# [How to complete this task]
Find how many lines of the entries contain the word "likely", then report that figure alone.

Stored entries
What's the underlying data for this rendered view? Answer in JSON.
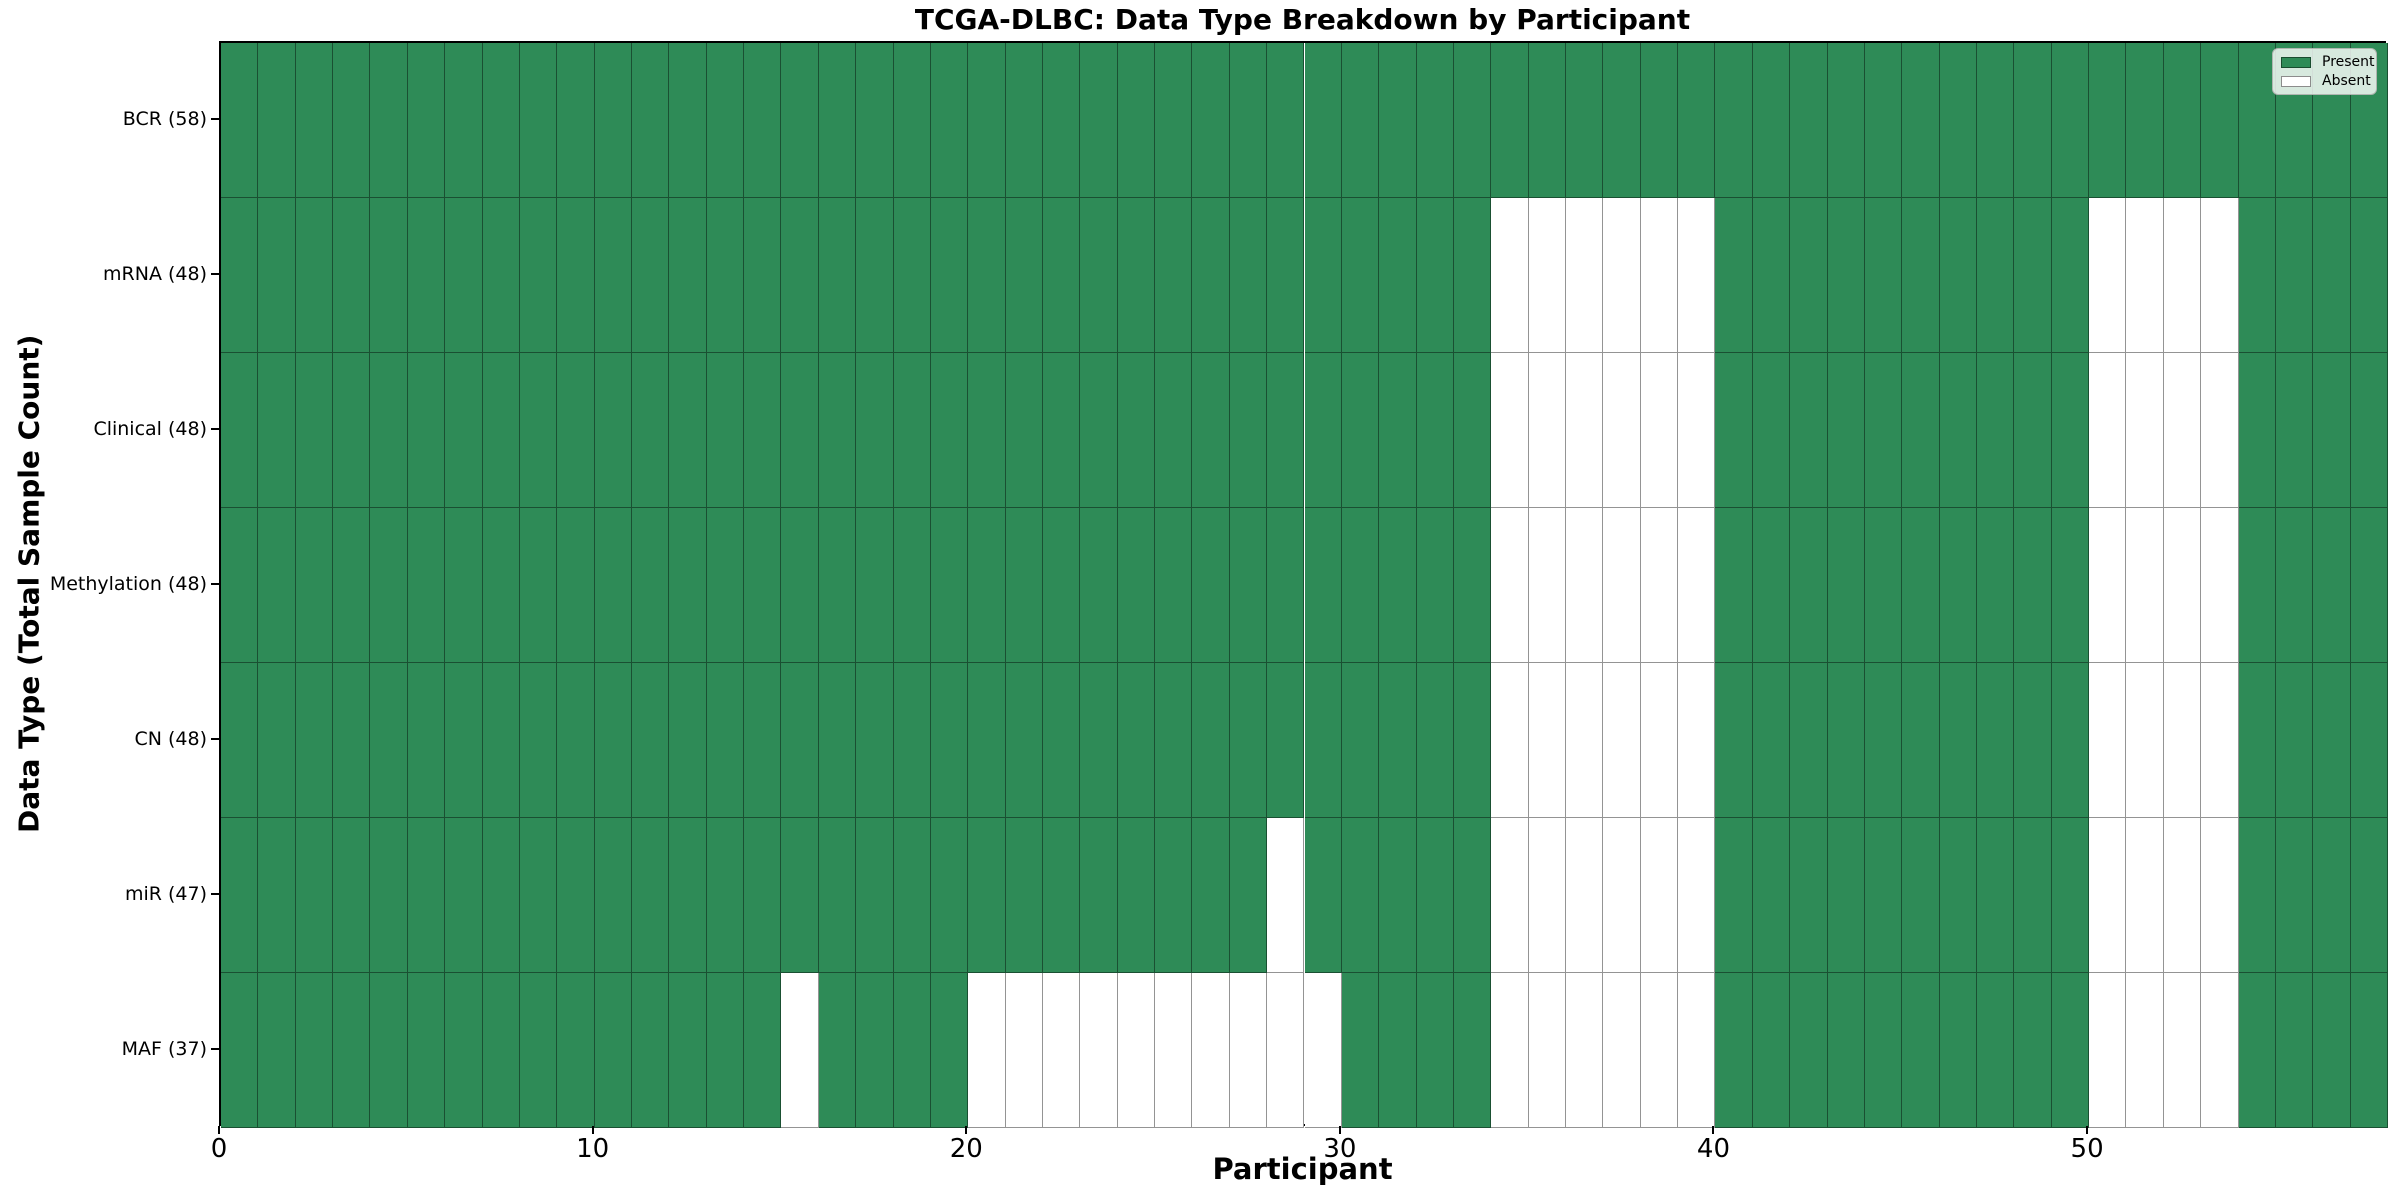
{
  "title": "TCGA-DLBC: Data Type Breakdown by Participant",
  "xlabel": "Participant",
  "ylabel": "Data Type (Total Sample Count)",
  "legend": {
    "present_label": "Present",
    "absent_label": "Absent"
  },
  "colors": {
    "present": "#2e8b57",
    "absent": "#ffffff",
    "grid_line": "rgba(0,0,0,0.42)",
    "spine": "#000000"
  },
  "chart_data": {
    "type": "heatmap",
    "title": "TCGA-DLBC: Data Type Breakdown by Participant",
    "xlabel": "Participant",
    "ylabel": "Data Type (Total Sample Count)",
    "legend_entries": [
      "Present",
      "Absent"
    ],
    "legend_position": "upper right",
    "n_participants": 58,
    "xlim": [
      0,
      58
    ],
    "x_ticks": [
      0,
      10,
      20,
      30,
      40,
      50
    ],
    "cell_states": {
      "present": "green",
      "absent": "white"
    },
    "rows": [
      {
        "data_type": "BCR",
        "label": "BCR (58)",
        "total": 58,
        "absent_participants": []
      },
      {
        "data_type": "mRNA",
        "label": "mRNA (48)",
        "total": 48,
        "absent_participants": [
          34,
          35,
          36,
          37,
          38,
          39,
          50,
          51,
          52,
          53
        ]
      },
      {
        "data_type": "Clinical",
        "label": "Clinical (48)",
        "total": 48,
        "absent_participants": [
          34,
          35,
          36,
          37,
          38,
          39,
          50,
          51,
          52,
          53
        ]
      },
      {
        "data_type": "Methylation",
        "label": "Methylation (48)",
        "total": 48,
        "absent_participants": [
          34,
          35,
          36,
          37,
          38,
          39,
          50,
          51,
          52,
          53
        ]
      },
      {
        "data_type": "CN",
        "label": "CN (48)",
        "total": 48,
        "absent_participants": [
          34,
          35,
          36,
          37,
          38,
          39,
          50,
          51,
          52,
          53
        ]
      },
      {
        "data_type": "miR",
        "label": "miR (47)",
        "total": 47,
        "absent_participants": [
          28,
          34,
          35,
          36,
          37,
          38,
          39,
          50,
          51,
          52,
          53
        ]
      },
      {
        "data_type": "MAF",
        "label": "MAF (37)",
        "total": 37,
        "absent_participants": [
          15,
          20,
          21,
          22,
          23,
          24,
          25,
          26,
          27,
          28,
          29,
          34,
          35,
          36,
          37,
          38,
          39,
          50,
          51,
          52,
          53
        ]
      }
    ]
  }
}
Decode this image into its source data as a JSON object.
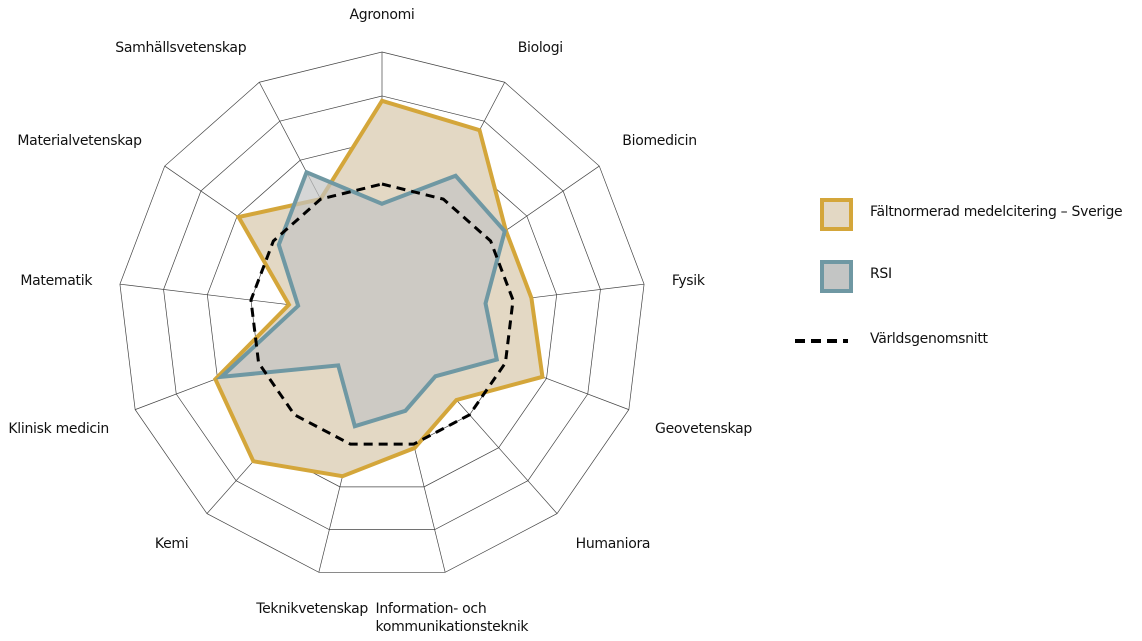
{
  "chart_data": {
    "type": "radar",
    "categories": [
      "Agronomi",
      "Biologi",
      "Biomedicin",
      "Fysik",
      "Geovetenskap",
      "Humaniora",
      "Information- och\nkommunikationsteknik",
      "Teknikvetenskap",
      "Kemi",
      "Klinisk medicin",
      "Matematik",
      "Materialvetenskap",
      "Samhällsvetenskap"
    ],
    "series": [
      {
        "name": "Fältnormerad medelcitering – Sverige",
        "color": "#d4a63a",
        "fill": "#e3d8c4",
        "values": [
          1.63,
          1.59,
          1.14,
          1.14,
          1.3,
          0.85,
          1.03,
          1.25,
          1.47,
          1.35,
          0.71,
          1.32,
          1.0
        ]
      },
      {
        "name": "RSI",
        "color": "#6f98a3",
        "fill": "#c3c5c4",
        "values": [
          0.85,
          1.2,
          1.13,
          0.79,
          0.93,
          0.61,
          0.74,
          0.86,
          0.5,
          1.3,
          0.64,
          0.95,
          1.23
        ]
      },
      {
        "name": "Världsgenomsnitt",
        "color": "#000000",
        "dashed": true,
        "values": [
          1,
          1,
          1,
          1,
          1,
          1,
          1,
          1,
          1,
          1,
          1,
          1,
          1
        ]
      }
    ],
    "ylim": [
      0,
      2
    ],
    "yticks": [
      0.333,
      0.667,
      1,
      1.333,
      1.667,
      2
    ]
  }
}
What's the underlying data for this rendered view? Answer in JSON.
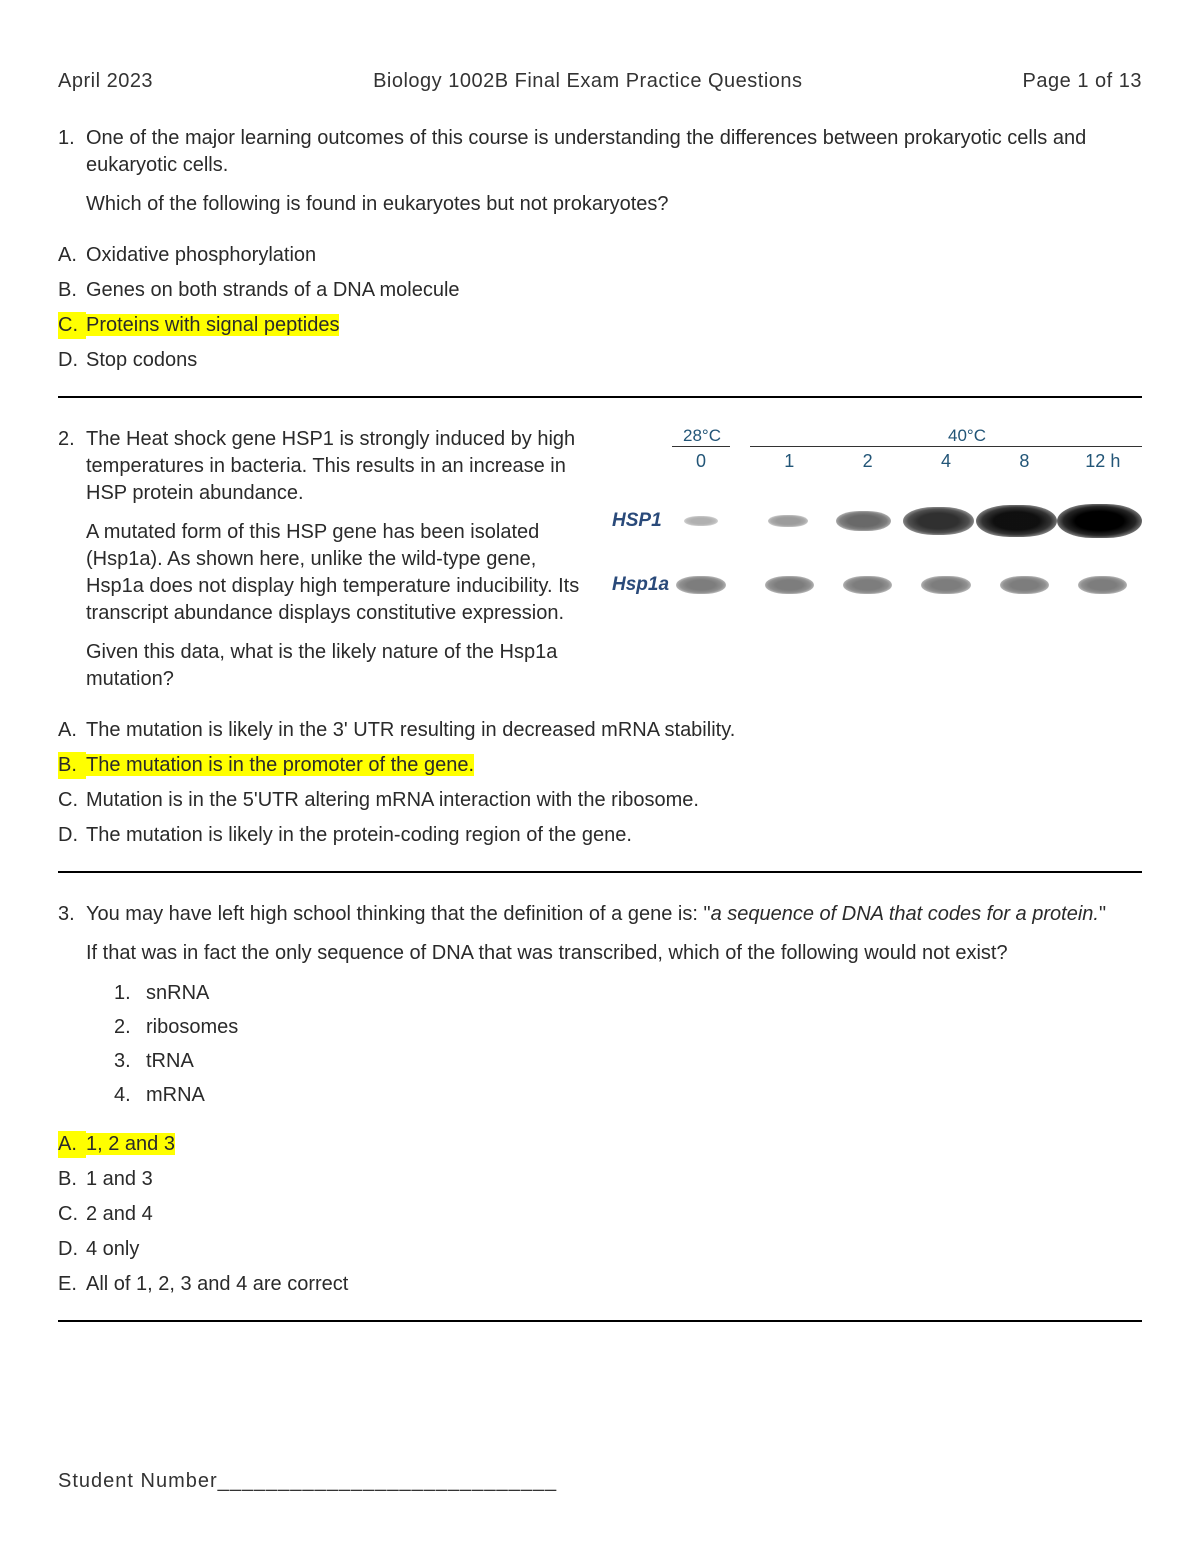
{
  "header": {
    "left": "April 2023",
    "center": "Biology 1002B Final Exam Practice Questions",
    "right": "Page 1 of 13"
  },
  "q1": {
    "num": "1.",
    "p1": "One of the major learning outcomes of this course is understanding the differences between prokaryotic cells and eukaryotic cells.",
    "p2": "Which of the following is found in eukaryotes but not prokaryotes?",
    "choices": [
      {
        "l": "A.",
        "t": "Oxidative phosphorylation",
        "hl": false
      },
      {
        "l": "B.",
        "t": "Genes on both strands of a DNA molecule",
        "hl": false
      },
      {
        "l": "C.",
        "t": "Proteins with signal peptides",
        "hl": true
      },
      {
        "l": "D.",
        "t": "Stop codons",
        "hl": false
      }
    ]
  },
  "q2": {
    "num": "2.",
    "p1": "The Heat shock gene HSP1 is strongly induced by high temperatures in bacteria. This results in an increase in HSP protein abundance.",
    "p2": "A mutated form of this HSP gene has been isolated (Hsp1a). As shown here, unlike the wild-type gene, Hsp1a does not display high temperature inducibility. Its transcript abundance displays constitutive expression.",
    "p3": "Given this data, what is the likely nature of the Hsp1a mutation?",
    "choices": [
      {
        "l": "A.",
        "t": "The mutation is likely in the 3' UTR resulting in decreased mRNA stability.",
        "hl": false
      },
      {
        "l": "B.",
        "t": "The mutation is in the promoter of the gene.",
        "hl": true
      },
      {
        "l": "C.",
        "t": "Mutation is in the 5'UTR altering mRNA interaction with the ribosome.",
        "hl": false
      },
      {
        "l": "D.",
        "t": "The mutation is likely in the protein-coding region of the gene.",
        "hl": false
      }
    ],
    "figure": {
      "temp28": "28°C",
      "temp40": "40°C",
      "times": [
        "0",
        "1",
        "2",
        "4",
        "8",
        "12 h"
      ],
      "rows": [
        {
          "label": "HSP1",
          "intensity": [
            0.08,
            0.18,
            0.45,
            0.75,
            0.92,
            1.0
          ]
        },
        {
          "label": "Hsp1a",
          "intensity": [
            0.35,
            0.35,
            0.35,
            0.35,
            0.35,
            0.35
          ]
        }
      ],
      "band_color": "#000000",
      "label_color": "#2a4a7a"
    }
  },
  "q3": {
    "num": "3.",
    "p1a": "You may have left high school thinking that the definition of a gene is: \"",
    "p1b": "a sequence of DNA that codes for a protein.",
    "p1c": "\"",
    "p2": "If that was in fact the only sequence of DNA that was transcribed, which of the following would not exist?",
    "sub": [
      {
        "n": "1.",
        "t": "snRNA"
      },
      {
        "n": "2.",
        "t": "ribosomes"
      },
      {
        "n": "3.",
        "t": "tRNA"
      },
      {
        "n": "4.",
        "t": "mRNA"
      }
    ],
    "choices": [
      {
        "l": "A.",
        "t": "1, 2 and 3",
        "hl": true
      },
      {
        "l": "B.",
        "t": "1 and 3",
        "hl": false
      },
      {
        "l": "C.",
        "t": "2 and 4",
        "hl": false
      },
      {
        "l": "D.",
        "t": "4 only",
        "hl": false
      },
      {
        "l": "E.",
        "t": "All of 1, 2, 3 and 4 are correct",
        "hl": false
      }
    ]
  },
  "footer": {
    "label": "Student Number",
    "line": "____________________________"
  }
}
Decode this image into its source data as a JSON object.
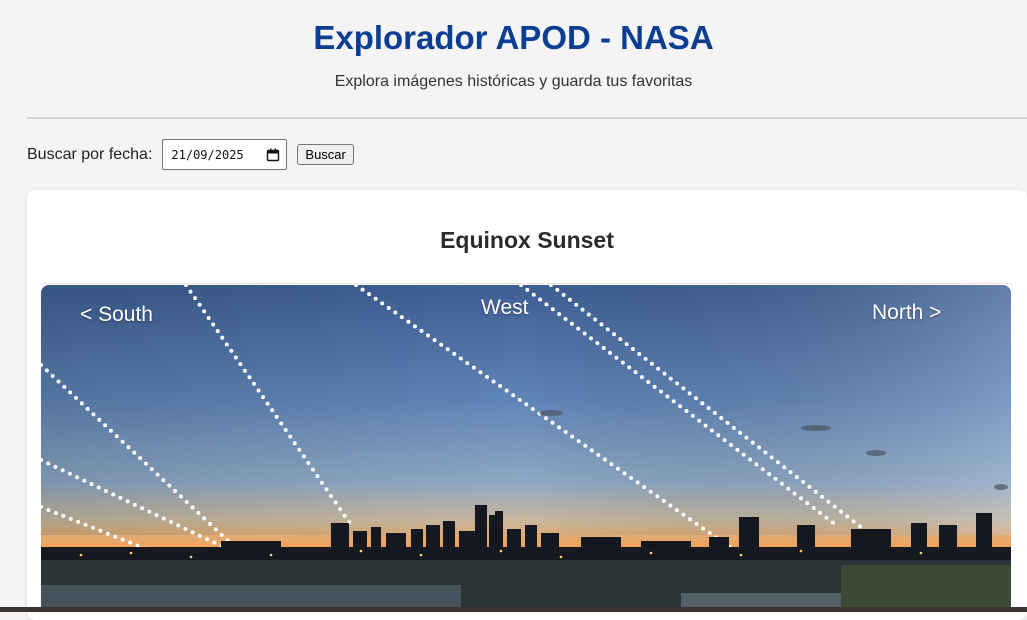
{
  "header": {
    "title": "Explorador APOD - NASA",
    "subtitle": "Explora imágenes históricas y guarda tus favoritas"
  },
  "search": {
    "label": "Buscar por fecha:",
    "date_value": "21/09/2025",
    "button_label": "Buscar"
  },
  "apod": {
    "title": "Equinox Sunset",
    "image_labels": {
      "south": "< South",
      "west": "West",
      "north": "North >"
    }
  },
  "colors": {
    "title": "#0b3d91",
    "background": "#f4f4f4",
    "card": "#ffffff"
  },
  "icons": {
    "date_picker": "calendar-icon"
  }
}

# [Task solution]
3